◆ TASK STATEMENT:
Draw out every line with the word "Craft" from the listing below.

◆ AVAILABLE RECORDS:
════════════════════

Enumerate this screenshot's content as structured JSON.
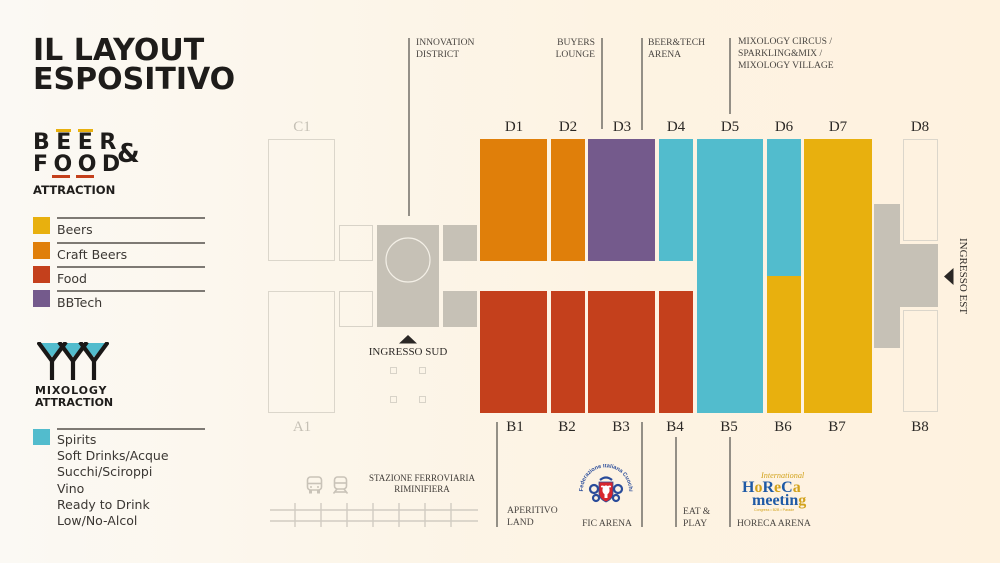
{
  "title": {
    "line1": "IL LAYOUT",
    "line2": "ESPOSITIVO"
  },
  "beer_food_logo": {
    "word1": "BEER",
    "ampersand": "&",
    "word2": "FOOD",
    "subtitle": "ATTRACTION",
    "bar_top_color": "#e8b00e",
    "bar_bottom_color": "#c4401c"
  },
  "beer_food_legend": [
    {
      "label": "Beers",
      "color": "#e8b00e"
    },
    {
      "label": "Craft Beers",
      "color": "#e07f0a"
    },
    {
      "label": "Food",
      "color": "#c4401c"
    },
    {
      "label": "BBTech",
      "color": "#745a8c"
    }
  ],
  "mixology_logo": {
    "line1": "MIXOLOGY",
    "line2": "ATTRACTION"
  },
  "mixology_legend": {
    "color": "#52bccd",
    "items": [
      "Spirits",
      "Soft Drinks/Acque",
      "Succhi/Sciroppi",
      "Vino",
      "Ready to Drink",
      "Low/No-Alcol"
    ]
  },
  "map": {
    "labels_top": [
      "C1",
      "D1",
      "D2",
      "D3",
      "D4",
      "D5",
      "D6",
      "D7",
      "D8"
    ],
    "labels_bottom": [
      "A1",
      "B1",
      "B2",
      "B3",
      "B4",
      "B5",
      "B6",
      "B7",
      "B8"
    ],
    "hall_categories": {
      "C1": null,
      "D1": "Craft Beers",
      "D2": "Craft Beers",
      "D3": "BBTech",
      "D4": "Spirits",
      "D5": "Spirits",
      "D6": "Spirits",
      "D7": "Beers",
      "D8": null,
      "A1": null,
      "B1": "Food",
      "B2": "Food",
      "B3": "Food",
      "B4": "Food",
      "B5": "Spirits",
      "B6": "Beers",
      "B7": "Beers",
      "B8": null
    },
    "callouts": {
      "innovation_district": [
        "INNOVATION",
        "DISTRICT"
      ],
      "buyers_lounge": [
        "BUYERS",
        "LOUNGE"
      ],
      "beer_tech_arena": [
        "BEER&TECH",
        "ARENA"
      ],
      "mixology_areas": [
        "MIXOLOGY CIRCUS /",
        "SPARKLING&MIX /",
        "MIXOLOGY VILLAGE"
      ],
      "aperitivo_land": [
        "APERITIVO",
        "LAND"
      ],
      "fic_arena": [
        "FIC ARENA"
      ],
      "eat_play": [
        "EAT &",
        "PLAY"
      ],
      "horeca_arena": [
        "HORECA ARENA"
      ]
    },
    "entrances": {
      "south": "INGRESSO SUD",
      "east": "INGRESSO EST"
    },
    "station": {
      "line1": "STAZIONE FERROVIARIA",
      "line2": "RIMINIFIERA"
    },
    "icons": {
      "bus": "bus-icon",
      "train": "train-icon",
      "south_entrance": "arrow-up-icon",
      "east_entrance": "arrow-left-icon"
    }
  },
  "logos": {
    "fic": {
      "text": "Federazione Italiana Cuochi",
      "red": "#d7262d",
      "blue": "#2a4c9a"
    },
    "horeca": {
      "script": "International",
      "word1": "HoReCa",
      "word2": "meeting",
      "tagline": "Congress • B2B • Parade",
      "blue": "#1f5aa6",
      "gold": "#d2a21c"
    }
  }
}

════════════════════

◆ FINAL RESULT:
      "label": "Craft Beers",
      "D1": "Craft Beers",
      "D2": "Craft Beers",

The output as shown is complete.